Objective: Copy all the material below, exactly as it stands.

Extracted records:
(begin)

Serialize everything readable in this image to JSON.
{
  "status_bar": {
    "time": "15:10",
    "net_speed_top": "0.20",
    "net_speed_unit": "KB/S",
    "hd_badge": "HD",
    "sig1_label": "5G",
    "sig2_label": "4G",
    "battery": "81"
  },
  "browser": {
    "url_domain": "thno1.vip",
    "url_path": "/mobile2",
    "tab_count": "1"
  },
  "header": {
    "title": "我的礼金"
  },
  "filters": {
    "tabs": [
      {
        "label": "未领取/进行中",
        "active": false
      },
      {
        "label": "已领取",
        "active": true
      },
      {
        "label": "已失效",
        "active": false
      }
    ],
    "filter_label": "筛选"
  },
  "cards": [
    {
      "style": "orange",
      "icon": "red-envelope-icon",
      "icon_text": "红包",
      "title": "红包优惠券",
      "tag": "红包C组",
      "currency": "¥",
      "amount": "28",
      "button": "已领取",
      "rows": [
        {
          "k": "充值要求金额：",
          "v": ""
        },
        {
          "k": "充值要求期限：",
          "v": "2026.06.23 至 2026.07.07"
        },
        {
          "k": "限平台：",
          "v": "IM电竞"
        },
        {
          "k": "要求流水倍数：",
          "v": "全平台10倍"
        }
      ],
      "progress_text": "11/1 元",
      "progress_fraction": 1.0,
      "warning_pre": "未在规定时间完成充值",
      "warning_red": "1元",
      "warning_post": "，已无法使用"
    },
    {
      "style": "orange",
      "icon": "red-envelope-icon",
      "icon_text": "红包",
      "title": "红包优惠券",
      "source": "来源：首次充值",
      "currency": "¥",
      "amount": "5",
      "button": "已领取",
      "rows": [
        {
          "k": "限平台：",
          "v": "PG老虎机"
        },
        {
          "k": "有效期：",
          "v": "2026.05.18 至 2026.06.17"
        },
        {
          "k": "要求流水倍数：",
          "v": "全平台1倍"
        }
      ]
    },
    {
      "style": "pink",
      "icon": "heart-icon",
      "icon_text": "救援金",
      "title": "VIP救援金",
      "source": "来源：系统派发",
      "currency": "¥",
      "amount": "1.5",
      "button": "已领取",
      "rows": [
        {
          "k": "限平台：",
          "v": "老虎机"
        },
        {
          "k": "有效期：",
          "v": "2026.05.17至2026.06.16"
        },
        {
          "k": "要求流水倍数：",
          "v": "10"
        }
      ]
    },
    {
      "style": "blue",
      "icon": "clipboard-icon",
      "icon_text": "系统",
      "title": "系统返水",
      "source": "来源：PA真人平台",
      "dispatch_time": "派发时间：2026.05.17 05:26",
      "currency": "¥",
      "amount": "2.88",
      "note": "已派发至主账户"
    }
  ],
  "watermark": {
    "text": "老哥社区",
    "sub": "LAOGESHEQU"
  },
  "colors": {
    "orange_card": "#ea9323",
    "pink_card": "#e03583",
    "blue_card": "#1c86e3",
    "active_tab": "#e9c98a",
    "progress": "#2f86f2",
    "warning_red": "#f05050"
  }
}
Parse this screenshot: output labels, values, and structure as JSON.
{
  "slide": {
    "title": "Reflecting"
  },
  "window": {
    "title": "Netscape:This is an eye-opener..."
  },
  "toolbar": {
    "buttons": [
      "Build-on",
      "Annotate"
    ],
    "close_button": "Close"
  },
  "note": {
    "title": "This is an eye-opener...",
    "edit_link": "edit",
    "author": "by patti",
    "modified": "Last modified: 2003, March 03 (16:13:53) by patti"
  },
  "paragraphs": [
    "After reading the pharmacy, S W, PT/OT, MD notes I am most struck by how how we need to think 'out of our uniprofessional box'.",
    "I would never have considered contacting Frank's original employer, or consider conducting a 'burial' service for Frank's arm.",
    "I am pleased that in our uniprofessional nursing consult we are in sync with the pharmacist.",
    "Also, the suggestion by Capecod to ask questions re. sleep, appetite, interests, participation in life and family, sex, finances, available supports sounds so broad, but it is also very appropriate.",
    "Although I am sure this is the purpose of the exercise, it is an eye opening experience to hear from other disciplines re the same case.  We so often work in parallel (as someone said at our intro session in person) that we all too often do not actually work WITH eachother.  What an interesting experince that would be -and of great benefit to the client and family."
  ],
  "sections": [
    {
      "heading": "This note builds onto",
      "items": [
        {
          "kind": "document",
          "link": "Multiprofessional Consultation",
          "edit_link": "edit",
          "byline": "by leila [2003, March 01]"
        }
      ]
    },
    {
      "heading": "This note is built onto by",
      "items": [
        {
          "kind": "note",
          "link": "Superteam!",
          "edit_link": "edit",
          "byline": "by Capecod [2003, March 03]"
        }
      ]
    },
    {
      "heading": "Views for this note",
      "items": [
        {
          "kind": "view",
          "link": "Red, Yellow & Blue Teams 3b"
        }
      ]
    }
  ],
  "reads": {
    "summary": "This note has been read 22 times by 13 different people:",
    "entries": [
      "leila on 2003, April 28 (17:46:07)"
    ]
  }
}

(end)

Full output:
Serialize everything readable in this image to JSON.
{
  "status_bar": {
    "time": "15:10",
    "net_speed_top": "0.20",
    "net_speed_unit": "KB/S",
    "hd_badge": "HD",
    "sig1_label": "5G",
    "sig2_label": "4G",
    "battery": "81"
  },
  "browser": {
    "url_domain": "thno1.vip",
    "url_path": "/mobile2",
    "tab_count": "1"
  },
  "header": {
    "title": "我的礼金"
  },
  "filters": {
    "tabs": [
      {
        "label": "未领取/进行中",
        "active": false
      },
      {
        "label": "已领取",
        "active": true
      },
      {
        "label": "已失效",
        "active": false
      }
    ],
    "filter_label": "筛选"
  },
  "cards": [
    {
      "style": "orange",
      "icon": "red-envelope-icon",
      "icon_text": "红包",
      "title": "红包优惠券",
      "tag": "红包C组",
      "currency": "¥",
      "amount": "28",
      "button": "已领取",
      "rows": [
        {
          "k": "充值要求金额：",
          "v": ""
        },
        {
          "k": "充值要求期限：",
          "v": "2026.06.23 至 2026.07.07"
        },
        {
          "k": "限平台：",
          "v": "IM电竞"
        },
        {
          "k": "要求流水倍数：",
          "v": "全平台10倍"
        }
      ],
      "progress_text": "11/1 元",
      "progress_fraction": 1.0,
      "warning_pre": "未在规定时间完成充值",
      "warning_red": "1元",
      "warning_post": "，已无法使用"
    },
    {
      "style": "orange",
      "icon": "red-envelope-icon",
      "icon_text": "红包",
      "title": "红包优惠券",
      "source": "来源：首次充值",
      "currency": "¥",
      "amount": "5",
      "button": "已领取",
      "rows": [
        {
          "k": "限平台：",
          "v": "PG老虎机"
        },
        {
          "k": "有效期：",
          "v": "2026.05.18 至 2026.06.17"
        },
        {
          "k": "要求流水倍数：",
          "v": "全平台1倍"
        }
      ]
    },
    {
      "style": "pink",
      "icon": "heart-icon",
      "icon_text": "救援金",
      "title": "VIP救援金",
      "source": "来源：系统派发",
      "currency": "¥",
      "amount": "1.5",
      "button": "已领取",
      "rows": [
        {
          "k": "限平台：",
          "v": "老虎机"
        },
        {
          "k": "有效期：",
          "v": "2026.05.17至2026.06.16"
        },
        {
          "k": "要求流水倍数：",
          "v": "10"
        }
      ]
    },
    {
      "style": "blue",
      "icon": "clipboard-icon",
      "icon_text": "系统",
      "title": "系统返水",
      "source": "来源：PA真人平台",
      "dispatch_time": "派发时间：2026.05.17 05:26",
      "currency": "¥",
      "amount": "2.88",
      "note": "已派发至主账户"
    }
  ],
  "watermark": {
    "text": "老哥社区",
    "sub": "LAOGESHEQU"
  },
  "colors": {
    "orange_card": "#ea9323",
    "pink_card": "#e03583",
    "blue_card": "#1c86e3",
    "active_tab": "#e9c98a",
    "progress": "#2f86f2",
    "warning_red": "#f05050"
  }
}
Parse this screenshot: output labels, values, and structure as JSON.
{
  "slide": {
    "title": "Reflecting"
  },
  "window": {
    "title": "Netscape:This is an eye-opener..."
  },
  "toolbar": {
    "buttons": [
      "Build-on",
      "Annotate"
    ],
    "close_button": "Close"
  },
  "note": {
    "title": "This is an eye-opener...",
    "edit_link": "edit",
    "author": "by patti",
    "modified": "Last modified: 2003, March 03 (16:13:53) by patti"
  },
  "paragraphs": [
    "After reading the pharmacy, S W, PT/OT, MD notes I am most struck by how how we need to think 'out of our uniprofessional box'.",
    "I would never have considered contacting Frank's original employer, or consider conducting a 'burial' service for Frank's arm.",
    "I am pleased that in our uniprofessional nursing consult we are in sync with the pharmacist.",
    "Also, the suggestion by Capecod to ask questions re. sleep, appetite, interests, participation in life and family, sex, finances, available supports sounds so broad, but it is also very appropriate.",
    "Although I am sure this is the purpose of the exercise, it is an eye opening experience to hear from other disciplines re the same case.  We so often work in parallel (as someone said at our intro session in person) that we all too often do not actually work WITH eachother.  What an interesting experince that would be -and of great benefit to the client and family."
  ],
  "sections": [
    {
      "heading": "This note builds onto",
      "items": [
        {
          "kind": "document",
          "link": "Multiprofessional Consultation",
          "edit_link": "edit",
          "byline": "by leila [2003, March 01]"
        }
      ]
    },
    {
      "heading": "This note is built onto by",
      "items": [
        {
          "kind": "note",
          "link": "Superteam!",
          "edit_link": "edit",
          "byline": "by Capecod [2003, March 03]"
        }
      ]
    },
    {
      "heading": "Views for this note",
      "items": [
        {
          "kind": "view",
          "link": "Red, Yellow & Blue Teams 3b"
        }
      ]
    }
  ],
  "reads": {
    "summary": "This note has been read 22 times by 13 different people:",
    "entries": [
      "leila on 2003, April 28 (17:46:07)"
    ]
  }
}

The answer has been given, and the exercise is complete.